#### TRECHO SELECIONADO ####

Publicarei o texto do Capitão da Policia Militar do Acre Estene Barbosa Teixeira. Uma ótima leitura sob a violência urbana e a responsabilidade do Estado. Concordo com o Capitão. A política do bandido bom e bandido morto apenas reforça o ciclo de violência, justificando, cada vez mais, o uso de força desmedida pelo Estado a falsa impressão que a violência está sendo combatida. Boa Leitura
A ausência do respeito aos Direitos Humanos e o modelo perverso de se criminalizar a pobreza tem se perpetuado dentro da sociedade e da estrutura policial brasileira por diversas razões: a herança dos últimos vinte anos do modelo educacional, a falência da política de distribuição de renda, e o modelo policial de visão analógica em um mundo digital.
A tolerância de alguns segmentos da própria sociedade que apóia este tipo de prática policial ajuda a propagar a idéia equivocada de que “Direitos Humanos é para proteger bandido”, afinal de contas, quantas pessoas não acham que o “cidadão infrator” deve ser torturado, apanhar, quando roubou sua televisão, ou outros bens materiais, ou até morto pela polícia nos casos violentos?
Infelizmente é esse o verdadeiro sentimento de “Justiça”, na cabeça de muitos cidadãos brasileiros que perderam seus filhos vítimas da criminalidade, que assistem impotentes a burocracia institucionalizada de um processo levar quatorze anos para ser julgado.

####

= REQUISITOS DA TAREFA =
No texto sobre Direitos Humanos e violência policial, que razões explicam a perpetuação da ausência de respeito aos Direitos Humanos e da criminalização da pobreza na sociedade e na estrutura policial brasileira? Responda em uma a três frases. Os dados não guardam relação com o texto.

#### DADOS FORNECIDOS ####

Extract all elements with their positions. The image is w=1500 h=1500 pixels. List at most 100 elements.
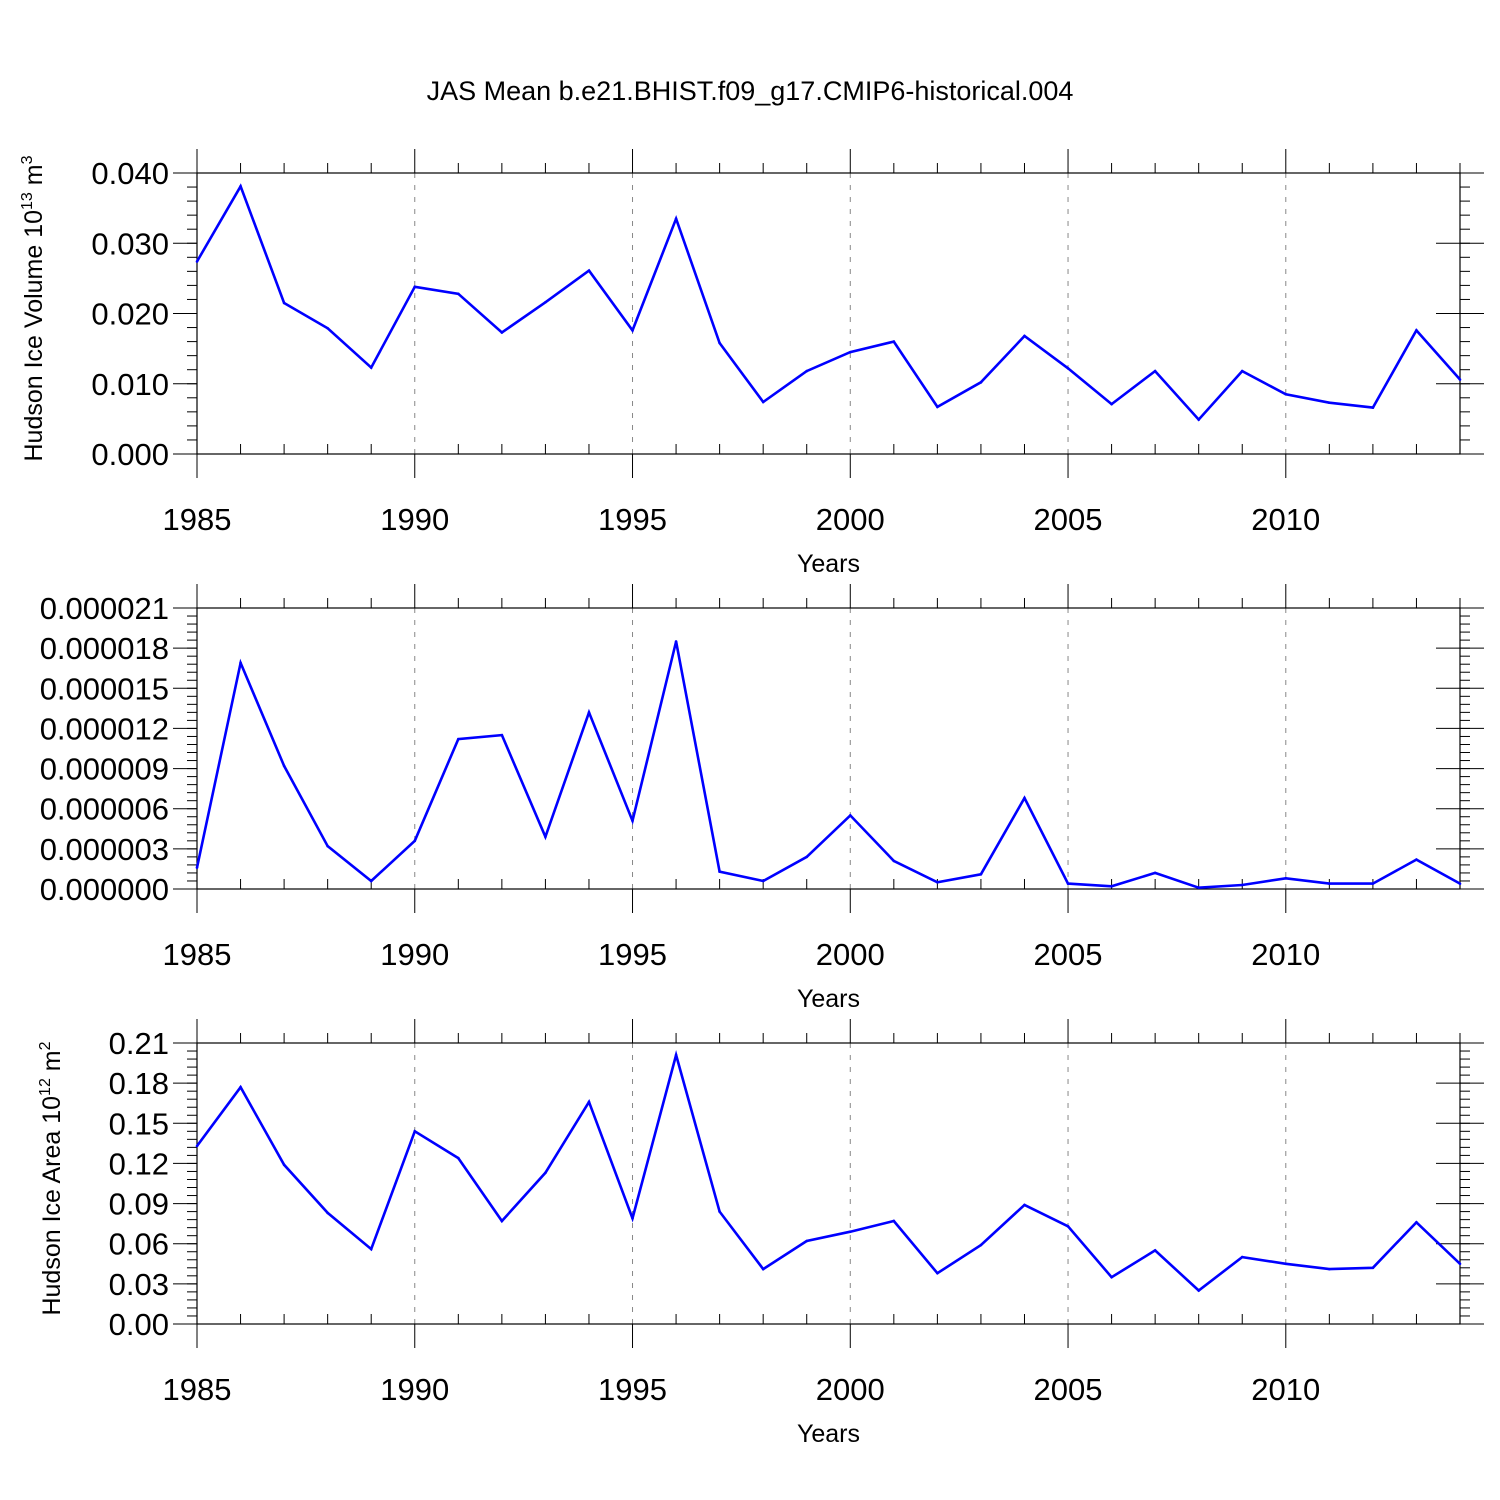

####

= RESPOSTA CORRETA =
São três razões: a herança dos últimos vinte anos do modelo educacional, a falência da política de distribuição de renda e o modelo policial de visão analógica em um mundo digital.